Reading text:

Pedro P. Vergara, Ph.D.
About me
I was born in Colombia. I received my B.Sc. degree (with honors) in electronic engineering from the Universidad Industrial de Santander, Bucaramanga, Colombia, in 2012, and my M.Sc. degree in electrical engineering from the University of Campinas, UNICAMP, Campinas, Brazil, in 2015. In 2019, I received my Ph.D. degree from both institutions, the University of Campinas, UNICAMP, Brazil, and the University of Southern Denmark, SDU, Denmark. In 2019, I joined Eindhoven University of Technology, TU/e, in The Netherlands as a Postdoctoral Researcher.

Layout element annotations
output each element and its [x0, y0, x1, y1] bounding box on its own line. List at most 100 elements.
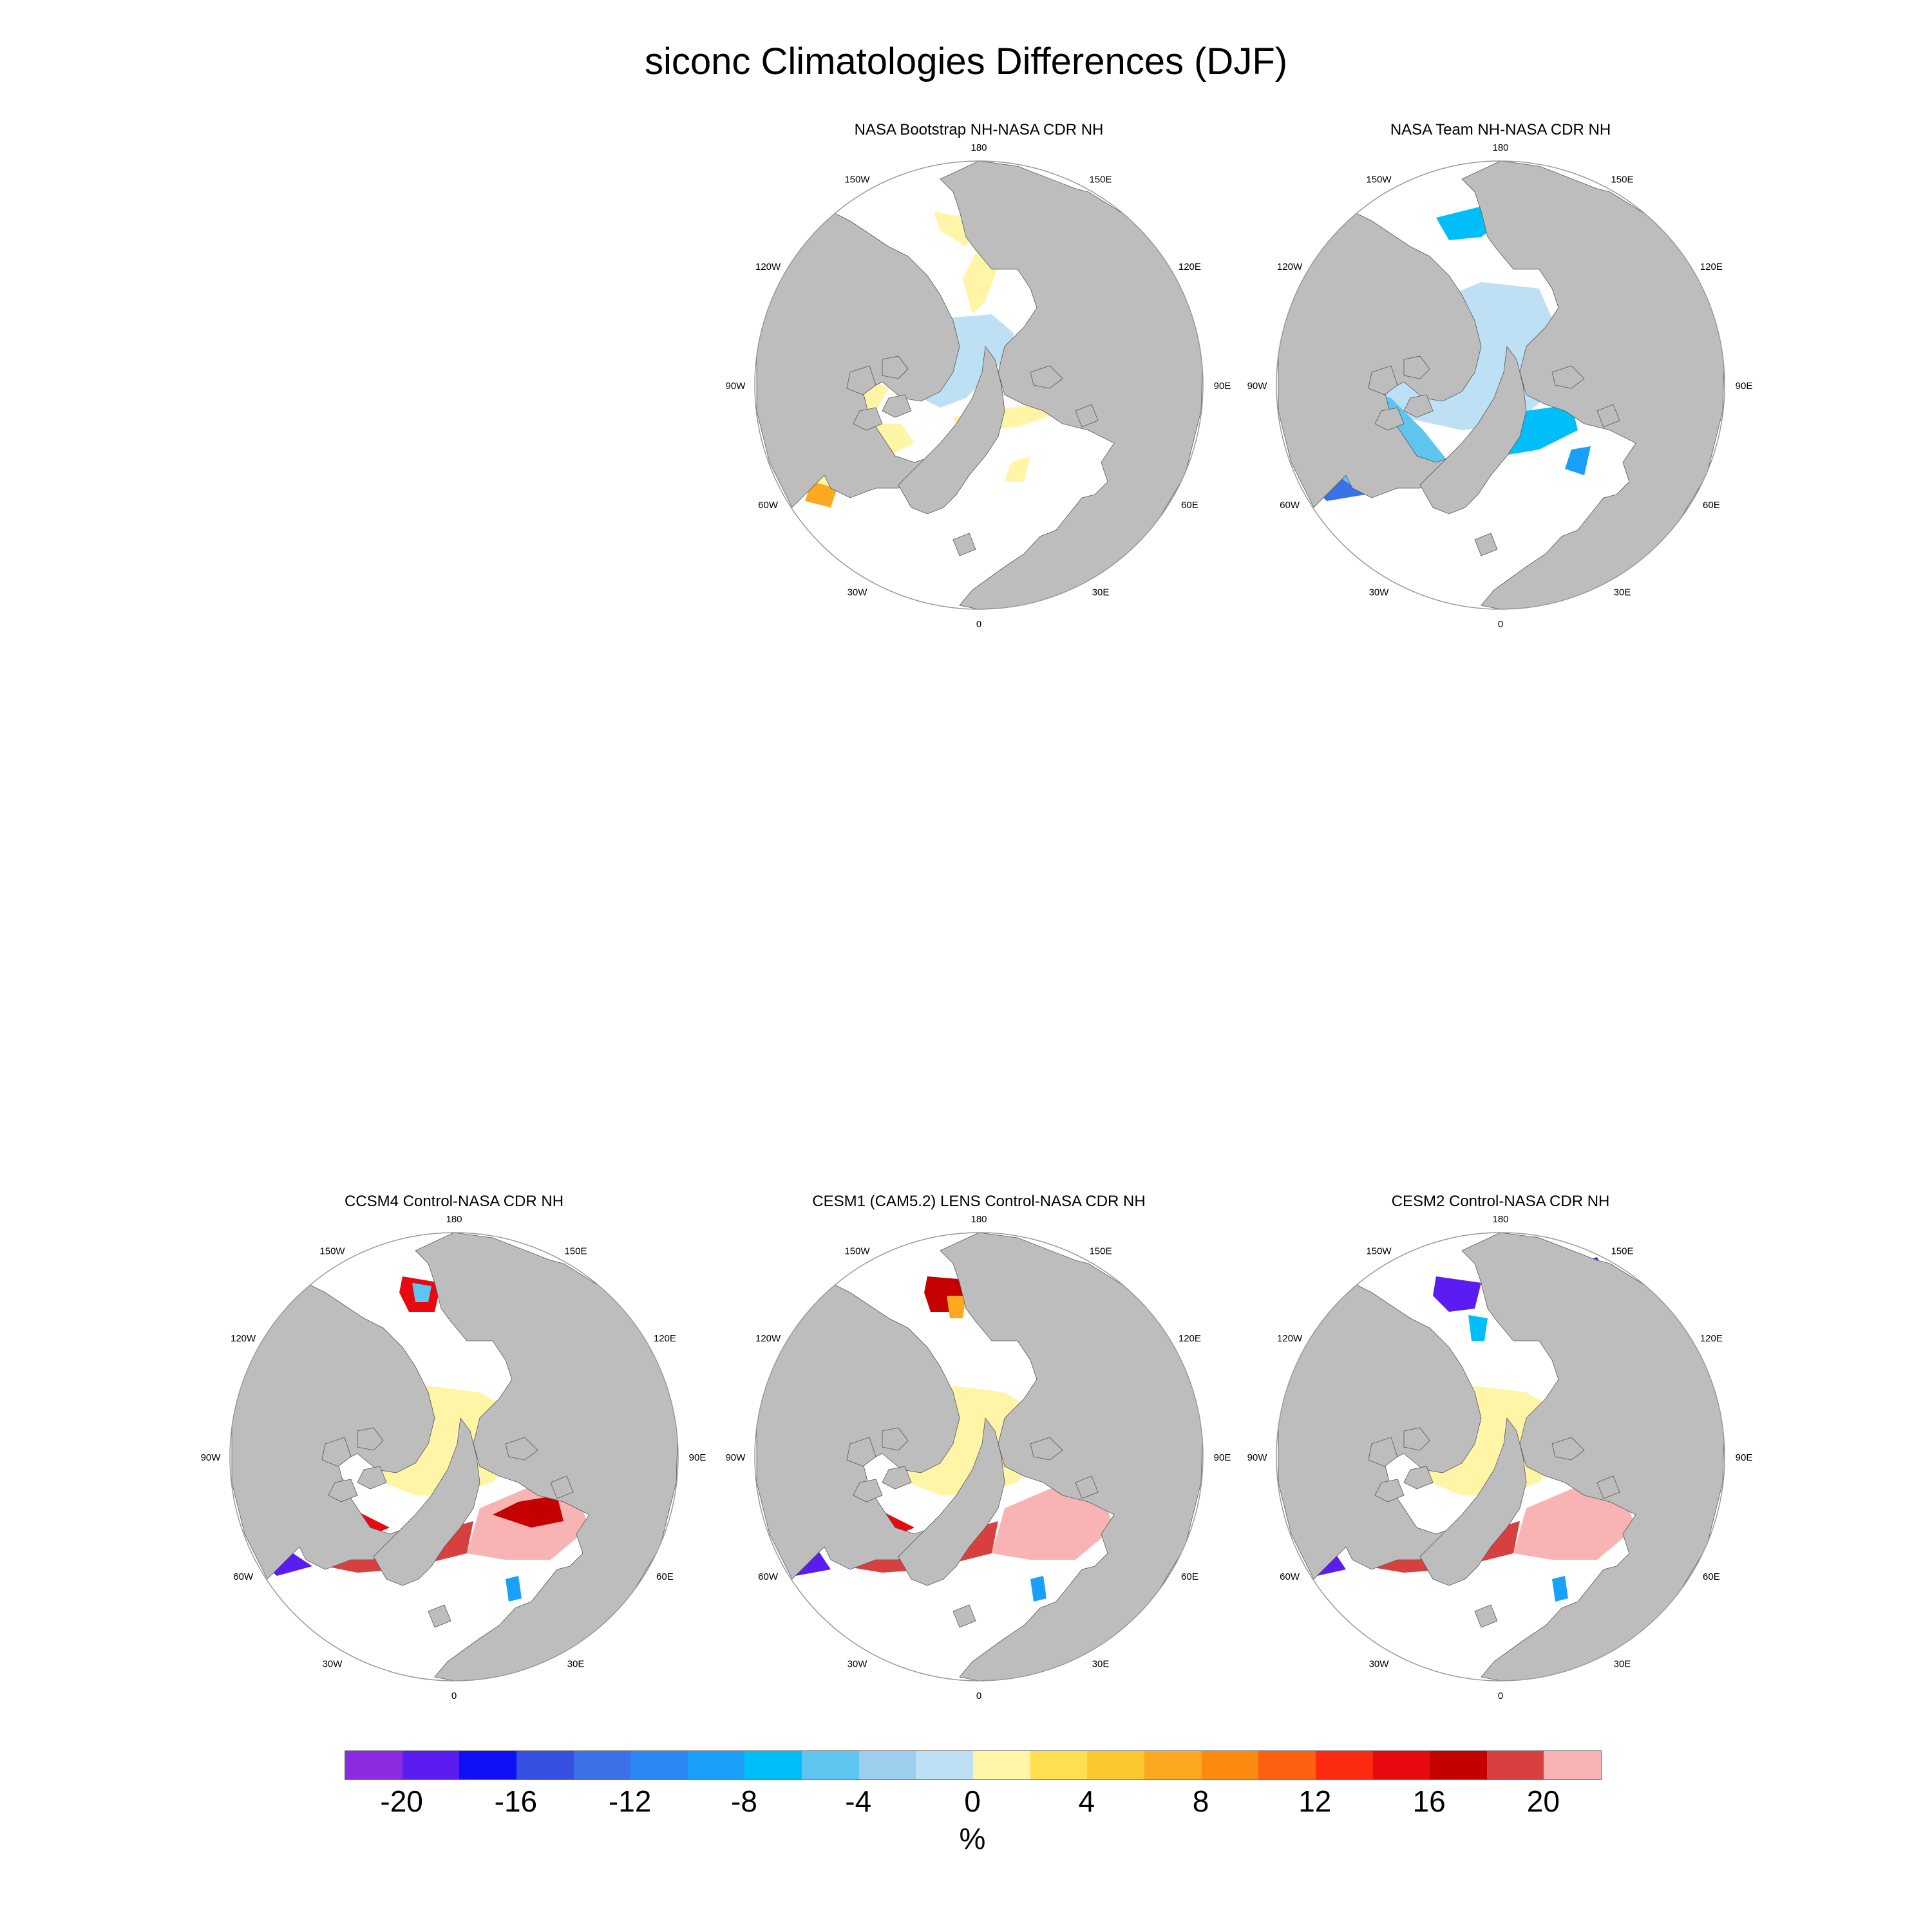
longitude-label: 30W	[1369, 1658, 1390, 1669]
panel-title: CESM2 Control-NASA CDR NH	[1391, 1193, 1610, 1210]
colorbar-tick-label: -16	[494, 1785, 538, 1818]
longitude-label: 90W	[201, 1452, 222, 1463]
colorbar	[345, 1750, 1602, 1780]
longitude-label: 120W	[231, 1333, 256, 1344]
polar-map: 180 150E 120E 90E 60E 30E 0 30W 60W 90W 120W 150W	[726, 1214, 1231, 1701]
longitude-label: 180	[1492, 142, 1508, 153]
colorbar-tick-label: 12	[1298, 1785, 1332, 1818]
island-landmass	[853, 1479, 883, 1502]
longitude-label: 120E	[654, 1333, 676, 1344]
greenland-landmass	[373, 1417, 480, 1586]
longitude-label: 120E	[1179, 261, 1201, 272]
map-panel-cesm2: CESM2 Control-NASA CDR NH 180 150E 120E 90E…	[1236, 1193, 1765, 1721]
sea-ice-difference-region	[947, 1296, 966, 1318]
colorbar-tick-label: 8	[1192, 1785, 1209, 1818]
longitude-label: 60E	[1181, 500, 1198, 511]
island-landmass	[1075, 1475, 1099, 1499]
longitude-label: 0	[451, 1690, 457, 1701]
island-landmass	[321, 1437, 352, 1467]
colorbar-box	[1486, 1751, 1544, 1779]
colorbar-box	[1372, 1751, 1430, 1779]
longitude-label: 30E	[567, 1658, 585, 1669]
island-landmass	[357, 1466, 387, 1490]
colorbar-tick-label: -4	[845, 1785, 872, 1818]
polar-map: 180 150E 120E 90E 60E 30E 0 30W 60W 90W 120W 150W	[1247, 142, 1753, 630]
colorbar-units: %	[959, 1822, 986, 1855]
island-landmass	[1030, 1437, 1063, 1461]
panel-title: NASA Bootstrap NH-NASA CDR NH	[854, 121, 1104, 138]
polar-map: 180 150E 120E 90E 60E 30E 0 30W 60W 90W 120W 150W	[1247, 1214, 1753, 1701]
map-boundary	[229, 1232, 679, 1681]
longitude-label: 60W	[758, 1571, 779, 1582]
colorbar-box	[1201, 1751, 1259, 1779]
greenland-landmass	[898, 345, 1005, 515]
island-landmass	[1403, 1427, 1430, 1451]
map-boundary	[754, 160, 1204, 610]
polar-map: 180 150E 120E 90E 60E 30E 0 30W 60W 90W 120W 150W	[201, 1214, 706, 1701]
colorbar-box	[744, 1751, 802, 1779]
island-landmass	[1075, 404, 1099, 428]
longitude-label: 120W	[1277, 261, 1303, 272]
sea-ice-difference-region	[1468, 1315, 1488, 1341]
colorbar-box	[916, 1751, 974, 1779]
longitude-label: 30E	[1092, 587, 1110, 598]
island-landmass	[1474, 1604, 1498, 1628]
island-landmass	[357, 1427, 384, 1451]
north-america-landmass	[1278, 207, 1482, 508]
island-landmass	[1403, 394, 1434, 418]
colorbar-tick-label: -20	[380, 1785, 423, 1818]
map-body	[230, 1233, 678, 1681]
longitude-label: 30W	[848, 587, 868, 598]
colorbar-box	[516, 1751, 574, 1779]
colorbar-box	[345, 1751, 402, 1779]
panel-title: CESM1 (CAM5.2) LENS Control-NASA CDR NH	[812, 1193, 1146, 1210]
colorbar-box	[573, 1751, 631, 1779]
island-landmass	[846, 365, 876, 395]
island-landmass	[853, 407, 883, 431]
longitude-label: 30E	[1092, 1658, 1110, 1669]
colorbar-box	[1258, 1751, 1316, 1779]
longitude-label: 90W	[726, 381, 746, 392]
longitude-label: 180	[971, 142, 987, 153]
island-landmass	[1596, 404, 1620, 428]
longitude-label: 0	[976, 1690, 981, 1701]
longitude-label: 150W	[844, 175, 870, 185]
island-landmass	[952, 1604, 976, 1628]
longitude-label: 180	[1492, 1214, 1508, 1225]
island-landmass	[1030, 365, 1063, 389]
longitude-label: 30W	[1369, 587, 1390, 598]
north-america-landmass	[756, 207, 960, 508]
longitude-label: 90E	[1214, 1452, 1231, 1463]
island-landmass	[505, 1437, 538, 1461]
longitude-label: 60E	[1181, 1571, 1198, 1582]
colorbar-box	[1144, 1751, 1202, 1779]
island-landmass	[1403, 355, 1430, 379]
longitude-label: 150E	[1611, 1246, 1633, 1257]
island-landmass	[1374, 1479, 1405, 1502]
longitude-label: 150W	[844, 1246, 870, 1257]
colorbar-box	[1030, 1751, 1088, 1779]
sea-ice-difference-region	[412, 1283, 431, 1302]
longitude-label: 0	[1498, 1690, 1503, 1701]
longitude-label: 0	[1498, 619, 1503, 630]
island-landmass	[846, 1437, 876, 1467]
longitude-label: 60W	[1280, 500, 1300, 511]
colorbar-box	[1430, 1751, 1487, 1779]
longitude-label: 150E	[1611, 175, 1633, 185]
colorbar-tick-label: 0	[964, 1785, 981, 1818]
longitude-label: 120W	[755, 1333, 781, 1344]
longitude-label: 120W	[755, 261, 781, 272]
sea-ice-difference-region	[805, 482, 837, 507]
figure-title: siconc Climatologies Differences (DJF)	[644, 41, 1288, 82]
longitude-label: 90W	[1247, 1452, 1268, 1463]
map-body	[1276, 161, 1725, 609]
island-landmass	[1374, 407, 1405, 431]
map-boundary	[1276, 1232, 1725, 1681]
colorbar-box	[1544, 1751, 1602, 1779]
colorbar-box	[630, 1751, 688, 1779]
longitude-label: 120E	[1700, 1333, 1723, 1344]
longitude-label: 90W	[1247, 381, 1268, 392]
sea-ice-difference-region	[963, 253, 998, 314]
longitude-label: 60E	[656, 1571, 674, 1582]
island-landmass	[328, 1479, 358, 1502]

Job A:
Please summarize the biography of Pedro P. Vergara, found above the rows, in two sentences.
Job B:
Write the next few sentences of the biography of Pedro P. Vergara, beginning right after its final sentence.

Exercise response A:
Pedro P. Vergara was born in Colombia and earned a B.Sc. in electronic engineering (with honors) from the Universidad Industrial de Santander in 2012 and an M.Sc. in electrical engineering from the University of Campinas in 2015. In 2019, Vergara received a Ph.D. from both the University of Campinas and the University of Southern Denmark and joined Eindhoven University of Technology in The Netherlands as a Postdoctoral Researcher.

Exercise response B:
In 2020, I was appointed as Assistant Professor at the Intelligent Electrical Power Grids (IEPG) group at Delft University of Technology, also in The Netherlands. My main research interests include the development of methodologies for control, planning, and operation of electrical distribution systems with high penetration of low-carbon energy resources (e.g, electrical vehicles, PV systems, electric heat pumps) using optimization and machine learning algorithms. I have received the Best Presentation Award in the Summer Optimization School in 2018 organized by the Technical University of Denmark (DTU) and the Best Paper Award in the 3rd IEEE International Conference on Smart Energy Systems and Technologies, Turkey, in 2020.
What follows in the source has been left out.